What the task asks:
Look through the material below. Copy every line with the string "강도저감계수" in it.

========

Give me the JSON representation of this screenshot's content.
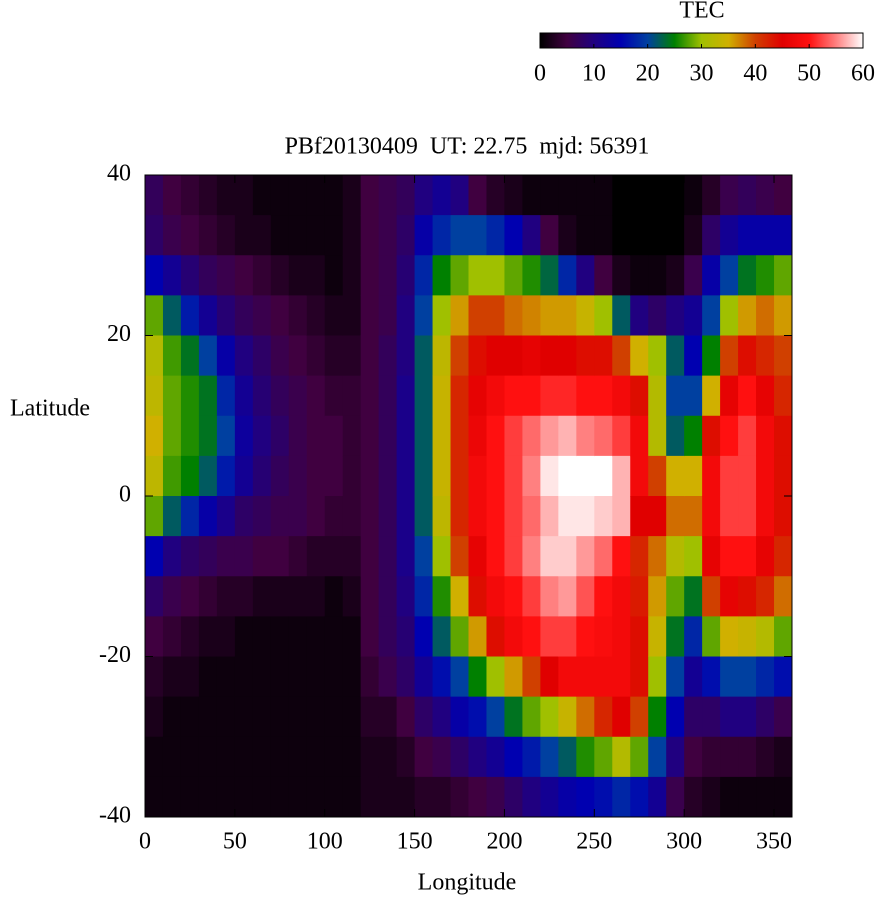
{
  "chart_data": {
    "type": "heatmap",
    "title": "PBf20130409  UT: 22.75  mjd: 56391",
    "xlabel": "Longitude",
    "ylabel": "Latitude",
    "xbins": [
      0,
      10,
      20,
      30,
      40,
      50,
      60,
      70,
      80,
      90,
      100,
      110,
      120,
      130,
      140,
      150,
      160,
      170,
      180,
      190,
      200,
      210,
      220,
      230,
      240,
      250,
      260,
      270,
      280,
      290,
      300,
      310,
      320,
      330,
      340,
      350,
      360
    ],
    "ybins": [
      40,
      35,
      30,
      25,
      20,
      15,
      10,
      5,
      0,
      -5,
      -10,
      -15,
      -20,
      -25,
      -30,
      -35,
      -40
    ],
    "xlim": [
      0,
      360
    ],
    "ylim": [
      -40,
      40
    ],
    "xticks": [
      0,
      50,
      100,
      150,
      200,
      250,
      300,
      350
    ],
    "yticks": [
      -40,
      -20,
      0,
      20,
      40
    ],
    "values": [
      [
        7,
        8,
        15,
        28,
        32,
        33,
        35,
        33,
        28,
        15,
        8,
        5,
        3,
        2,
        1,
        1
      ],
      [
        5,
        6,
        12,
        22,
        27,
        28,
        28,
        27,
        22,
        10,
        6,
        4,
        2,
        1,
        1,
        1
      ],
      [
        4,
        5,
        9,
        17,
        24,
        26,
        26,
        25,
        18,
        8,
        5,
        3,
        2,
        1,
        1,
        1
      ],
      [
        3,
        4,
        7,
        12,
        20,
        24,
        24,
        22,
        14,
        7,
        4,
        2,
        1,
        1,
        1,
        1
      ],
      [
        2,
        3,
        6,
        9,
        14,
        18,
        20,
        17,
        11,
        6,
        3,
        2,
        1,
        1,
        1,
        1
      ],
      [
        2,
        2,
        5,
        7,
        10,
        12,
        13,
        12,
        8,
        6,
        3,
        1,
        1,
        1,
        1,
        1
      ],
      [
        1,
        2,
        4,
        6,
        8,
        9,
        10,
        9,
        7,
        5,
        2,
        1,
        1,
        1,
        1,
        1
      ],
      [
        1,
        1,
        3,
        5,
        6,
        7,
        8,
        7,
        6,
        5,
        2,
        1,
        1,
        1,
        1,
        1
      ],
      [
        1,
        1,
        2,
        4,
        5,
        6,
        6,
        6,
        6,
        4,
        2,
        1,
        1,
        1,
        1,
        1
      ],
      [
        1,
        1,
        2,
        3,
        4,
        5,
        5,
        5,
        5,
        3,
        2,
        1,
        1,
        1,
        1,
        1
      ],
      [
        1,
        1,
        1,
        2,
        3,
        4,
        5,
        5,
        4,
        3,
        1,
        1,
        1,
        1,
        1,
        1
      ],
      [
        2,
        2,
        2,
        2,
        3,
        4,
        4,
        4,
        4,
        3,
        2,
        1,
        1,
        1,
        1,
        1
      ],
      [
        5,
        5,
        5,
        5,
        5,
        5,
        5,
        5,
        5,
        5,
        5,
        5,
        4,
        3,
        2,
        2
      ],
      [
        6,
        6,
        6,
        6,
        7,
        7,
        7,
        7,
        7,
        7,
        7,
        7,
        6,
        3,
        2,
        2
      ],
      [
        7,
        8,
        9,
        10,
        10,
        11,
        11,
        11,
        11,
        11,
        10,
        9,
        8,
        5,
        3,
        2
      ],
      [
        10,
        14,
        18,
        20,
        22,
        22,
        22,
        22,
        22,
        20,
        18,
        15,
        12,
        8,
        5,
        3
      ],
      [
        12,
        18,
        25,
        30,
        33,
        34,
        34,
        34,
        33,
        30,
        26,
        22,
        16,
        10,
        6,
        3
      ],
      [
        10,
        20,
        28,
        36,
        40,
        42,
        42,
        42,
        42,
        40,
        35,
        28,
        20,
        14,
        8,
        4
      ],
      [
        5,
        20,
        30,
        40,
        44,
        46,
        47,
        48,
        48,
        46,
        44,
        36,
        25,
        16,
        10,
        5
      ],
      [
        3,
        18,
        30,
        40,
        45,
        48,
        50,
        50,
        50,
        50,
        48,
        44,
        30,
        20,
        12,
        6
      ],
      [
        2,
        15,
        28,
        38,
        45,
        50,
        52,
        52,
        52,
        52,
        50,
        48,
        36,
        24,
        15,
        8
      ],
      [
        1,
        10,
        26,
        37,
        46,
        50,
        54,
        55,
        54,
        55,
        52,
        50,
        40,
        28,
        17,
        10
      ],
      [
        1,
        5,
        23,
        36,
        45,
        51,
        56,
        59,
        57,
        58,
        55,
        52,
        45,
        30,
        20,
        12
      ],
      [
        1,
        2,
        18,
        36,
        45,
        51,
        57,
        60,
        59,
        58,
        56,
        52,
        48,
        34,
        22,
        14
      ],
      [
        1,
        1,
        10,
        34,
        44,
        50,
        55,
        60,
        59,
        56,
        53,
        50,
        48,
        38,
        26,
        15
      ],
      [
        1,
        1,
        5,
        30,
        44,
        50,
        54,
        60,
        58,
        54,
        50,
        49,
        48,
        42,
        28,
        16
      ],
      [
        0,
        0,
        2,
        22,
        40,
        48,
        52,
        57,
        57,
        50,
        48,
        48,
        48,
        45,
        32,
        18
      ],
      [
        0,
        0,
        1,
        10,
        35,
        44,
        48,
        48,
        45,
        42,
        43,
        44,
        44,
        40,
        28,
        16
      ],
      [
        0,
        0,
        1,
        8,
        30,
        32,
        32,
        40,
        45,
        38,
        36,
        34,
        30,
        25,
        20,
        12
      ],
      [
        0,
        0,
        2,
        10,
        22,
        20,
        22,
        35,
        38,
        32,
        28,
        24,
        20,
        15,
        10,
        6
      ],
      [
        1,
        2,
        6,
        12,
        15,
        20,
        25,
        35,
        38,
        30,
        24,
        18,
        12,
        8,
        5,
        3
      ],
      [
        3,
        8,
        14,
        20,
        25,
        35,
        44,
        48,
        48,
        46,
        40,
        28,
        16,
        8,
        4,
        2
      ],
      [
        6,
        12,
        20,
        30,
        40,
        46,
        50,
        52,
        52,
        50,
        46,
        35,
        20,
        10,
        4,
        1
      ],
      [
        7,
        14,
        24,
        36,
        44,
        50,
        52,
        52,
        52,
        50,
        44,
        34,
        20,
        10,
        4,
        1
      ],
      [
        6,
        14,
        26,
        38,
        42,
        46,
        48,
        48,
        48,
        46,
        42,
        32,
        18,
        8,
        3,
        1
      ],
      [
        5,
        14,
        28,
        36,
        40,
        42,
        44,
        44,
        44,
        42,
        38,
        28,
        16,
        6,
        2,
        1
      ]
    ],
    "colorbar": {
      "label": "TEC",
      "lim": [
        0,
        60
      ],
      "ticks": [
        0,
        10,
        20,
        30,
        40,
        50,
        60
      ],
      "colormap": [
        "#000000",
        "#400040",
        "#200080",
        "#0000b0",
        "#0040a0",
        "#008000",
        "#a0c000",
        "#d0b000",
        "#d04000",
        "#e00000",
        "#ff1010",
        "#ff8080",
        "#ffffff"
      ]
    }
  }
}
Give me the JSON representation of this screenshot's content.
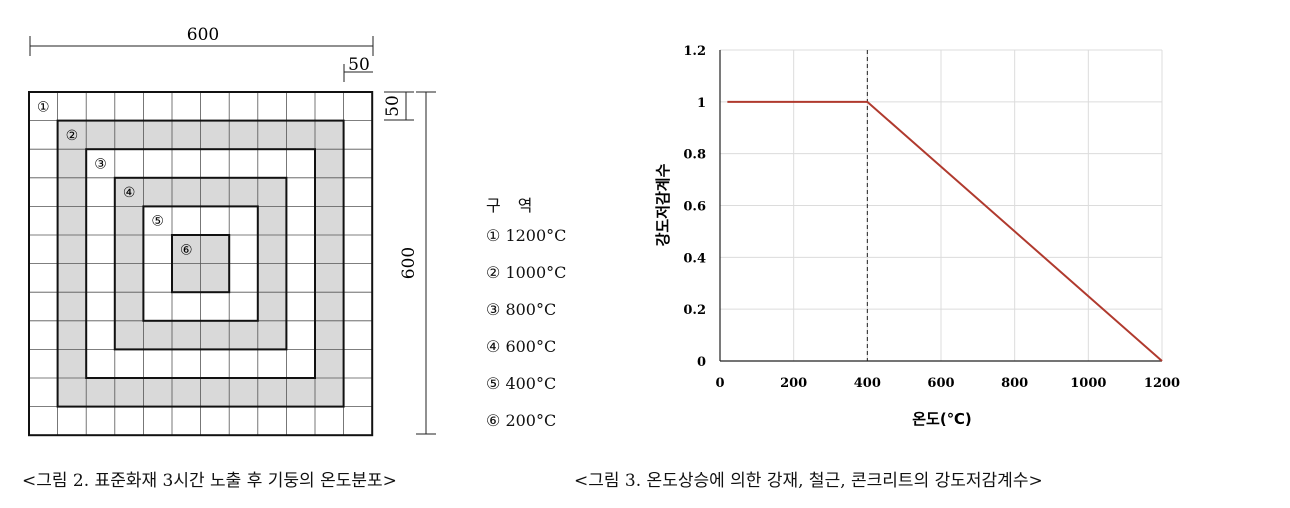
{
  "figure2": {
    "dim_top": "600",
    "dim_cell": "50",
    "dim_right_cell": "50",
    "dim_side": "600",
    "zone_marks": [
      "①",
      "②",
      "③",
      "④",
      "⑤",
      "⑥"
    ],
    "legend_title": "구 역",
    "legend": [
      {
        "mark": "①",
        "temp": "1200°C"
      },
      {
        "mark": "②",
        "temp": "1000°C"
      },
      {
        "mark": "③",
        "temp": "800°C"
      },
      {
        "mark": "④",
        "temp": "600°C"
      },
      {
        "mark": "⑤",
        "temp": "400°C"
      },
      {
        "mark": "⑥",
        "temp": "200°C"
      }
    ],
    "caption": "<그림 2. 표준화재 3시간 노출 후 기둥의 온도분포>"
  },
  "figure3": {
    "caption": "<그림 3. 온도상승에 의한 강재, 철근, 콘크리트의 강도저감계수>"
  },
  "chart_data": {
    "type": "line",
    "xlabel": "온도(℃)",
    "ylabel": "강도저감계수",
    "xlim": [
      0,
      1200
    ],
    "ylim": [
      0,
      1.2
    ],
    "xticks": [
      "0",
      "200",
      "400",
      "600",
      "800",
      "1000",
      "1200"
    ],
    "yticks": [
      "0",
      "0.2",
      "0.4",
      "0.6",
      "0.8",
      "1",
      "1.2"
    ],
    "grid": true,
    "series": [
      {
        "x": [
          20,
          400,
          1200
        ],
        "y": [
          1,
          1,
          0
        ],
        "color": "#b03a2e"
      }
    ],
    "reference_line": {
      "x": 400,
      "style": "dashed"
    }
  }
}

========

Answer to the exercise:
    "caption": "<그림 3. 온도상승에 의한 강재, 철근, 콘크리트의 강도저감계수>"
    "ylabel": "강도저감계수",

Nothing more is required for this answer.